# WHAT THE EXERCISE ASKS
Exclude the pictures, then copy all remaining records exactly.

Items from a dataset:

# # # # #

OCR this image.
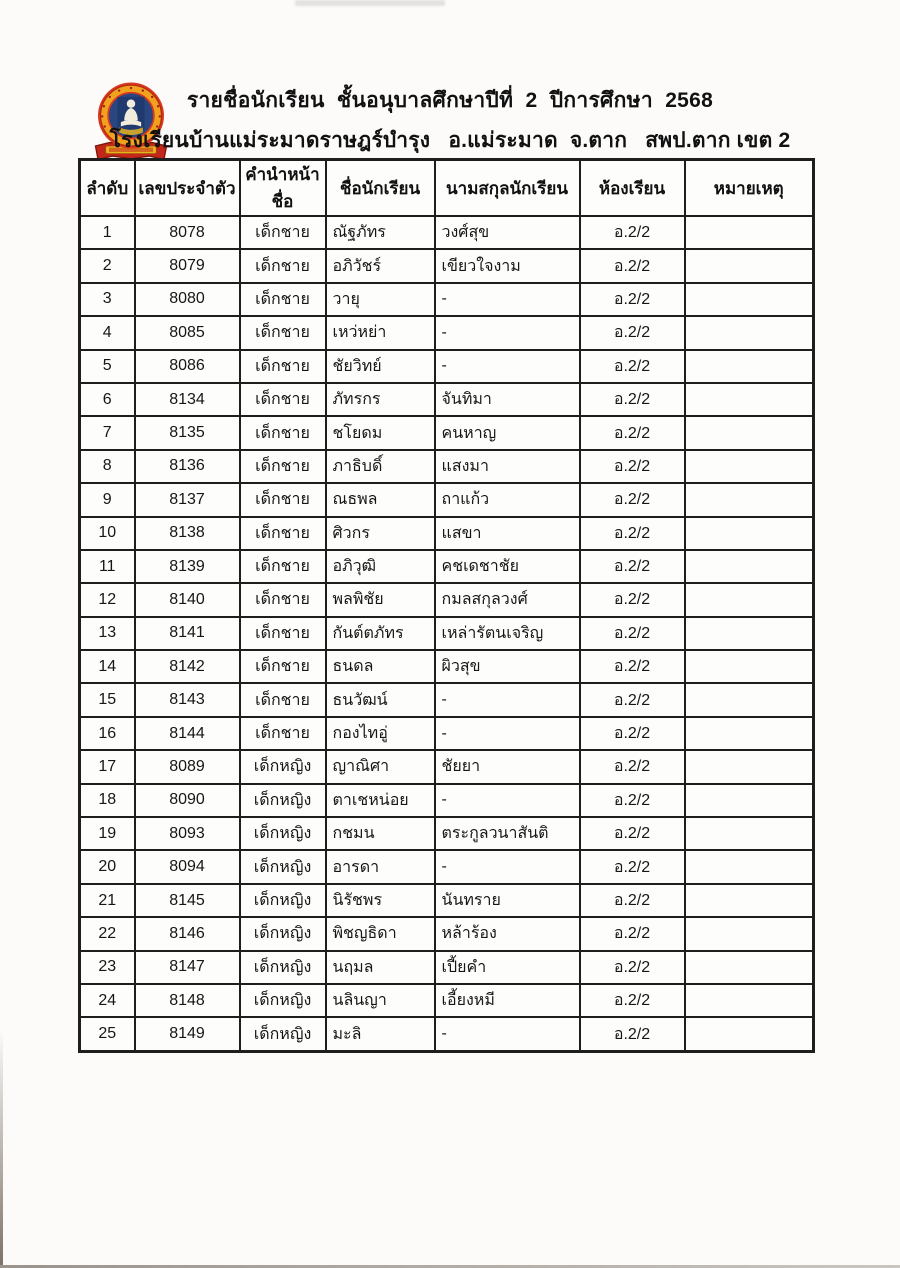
รายชื่อนักเรียน  ชั้นอนุบาลศึกษาปีที่  2  ปีการศึกษา  2568
โรงเรียนบ้านแม่ระมาดราษฎร์บำรุง   อ.แม่ระมาด  จ.ตาก   สพป.ตาก เขต 2
ลำดับ	เลขประจำตัว	คำนำหน้าชื่อ	ชื่อนักเรียน	นามสกุลนักเรียน	ห้องเรียน	หมายเหตุ
1	8078	เด็กชาย	ณัฐภัทร	วงศ์สุข	อ.2/2	
2	8079	เด็กชาย	อภิวัชร์	เขียวใจงาม	อ.2/2	
3	8080	เด็กชาย	วายุ	-	อ.2/2	
4	8085	เด็กชาย	เหว่หย่า	-	อ.2/2	
5	8086	เด็กชาย	ชัยวิทย์	-	อ.2/2	
6	8134	เด็กชาย	ภัทรกร	จันทิมา	อ.2/2	
7	8135	เด็กชาย	ชโยดม	คนหาญ	อ.2/2	
8	8136	เด็กชาย	ภาธิบดิ์	แสงมา	อ.2/2	
9	8137	เด็กชาย	ณธพล	ถาแก้ว	อ.2/2	
10	8138	เด็กชาย	ศิวกร	แสขา	อ.2/2	
11	8139	เด็กชาย	อภิวุฒิ	คชเดชาชัย	อ.2/2	
12	8140	เด็กชาย	พลพิชัย	กมลสกุลวงศ์	อ.2/2	
13	8141	เด็กชาย	กันต์ตภัทร	เหล่ารัตนเจริญ	อ.2/2	
14	8142	เด็กชาย	ธนดล	ผิวสุข	อ.2/2	
15	8143	เด็กชาย	ธนวัฒน์	-	อ.2/2	
16	8144	เด็กชาย	กองไทอู่	-	อ.2/2	
17	8089	เด็กหญิง	ญาณิศา	ชัยยา	อ.2/2	
18	8090	เด็กหญิง	ตาเชหน่อย	-	อ.2/2	
19	8093	เด็กหญิง	กชมน	ตระกูลวนาสันติ	อ.2/2	
20	8094	เด็กหญิง	อารดา	-	อ.2/2	
21	8145	เด็กหญิง	นิรัชพร	นันทราย	อ.2/2	
22	8146	เด็กหญิง	พิชญธิดา	หล้าร้อง	อ.2/2	
23	8147	เด็กหญิง	นฤมล	เปี้ยคำ	อ.2/2	
24	8148	เด็กหญิง	นลินญา	เอี้ยงหมี	อ.2/2	
25	8149	เด็กหญิง	มะลิ	-	อ.2/2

# # # # #

# EXERCISE SOLUTION
OCR this image.
รายชื่อนักเรียน  ชั้นอนุบาลศึกษาปีที่  2  ปีการศึกษา  2568
โรงเรียนบ้านแม่ระมาดราษฎร์บำรุง   อ.แม่ระมาด  จ.ตาก   สพป.ตาก เขต 2
ลำดับ	เลขประจำตัว	คำนำหน้าชื่อ	ชื่อนักเรียน	นามสกุลนักเรียน	ห้องเรียน	หมายเหตุ
1	8078	เด็กชาย	ณัฐภัทร	วงศ์สุข	อ.2/2	
2	8079	เด็กชาย	อภิวัชร์	เขียวใจงาม	อ.2/2	
3	8080	เด็กชาย	วายุ	-	อ.2/2	
4	8085	เด็กชาย	เหว่หย่า	-	อ.2/2	
5	8086	เด็กชาย	ชัยวิทย์	-	อ.2/2	
6	8134	เด็กชาย	ภัทรกร	จันทิมา	อ.2/2	
7	8135	เด็กชาย	ชโยดม	คนหาญ	อ.2/2	
8	8136	เด็กชาย	ภาธิบดิ์	แสงมา	อ.2/2	
9	8137	เด็กชาย	ณธพล	ถาแก้ว	อ.2/2	
10	8138	เด็กชาย	ศิวกร	แสขา	อ.2/2	
11	8139	เด็กชาย	อภิวุฒิ	คชเดชาชัย	อ.2/2	
12	8140	เด็กชาย	พลพิชัย	กมลสกุลวงศ์	อ.2/2	
13	8141	เด็กชาย	กันต์ตภัทร	เหล่ารัตนเจริญ	อ.2/2	
14	8142	เด็กชาย	ธนดล	ผิวสุข	อ.2/2	
15	8143	เด็กชาย	ธนวัฒน์	-	อ.2/2	
16	8144	เด็กชาย	กองไทอู่	-	อ.2/2	
17	8089	เด็กหญิง	ญาณิศา	ชัยยา	อ.2/2	
18	8090	เด็กหญิง	ตาเชหน่อย	-	อ.2/2	
19	8093	เด็กหญิง	กชมน	ตระกูลวนาสันติ	อ.2/2	
20	8094	เด็กหญิง	อารดา	-	อ.2/2	
21	8145	เด็กหญิง	นิรัชพร	นันทราย	อ.2/2	
22	8146	เด็กหญิง	พิชญธิดา	หล้าร้อง	อ.2/2	
23	8147	เด็กหญิง	นฤมล	เปี้ยคำ	อ.2/2	
24	8148	เด็กหญิง	นลินญา	เอี้ยงหมี	อ.2/2	
25	8149	เด็กหญิง	มะลิ	-	อ.2/2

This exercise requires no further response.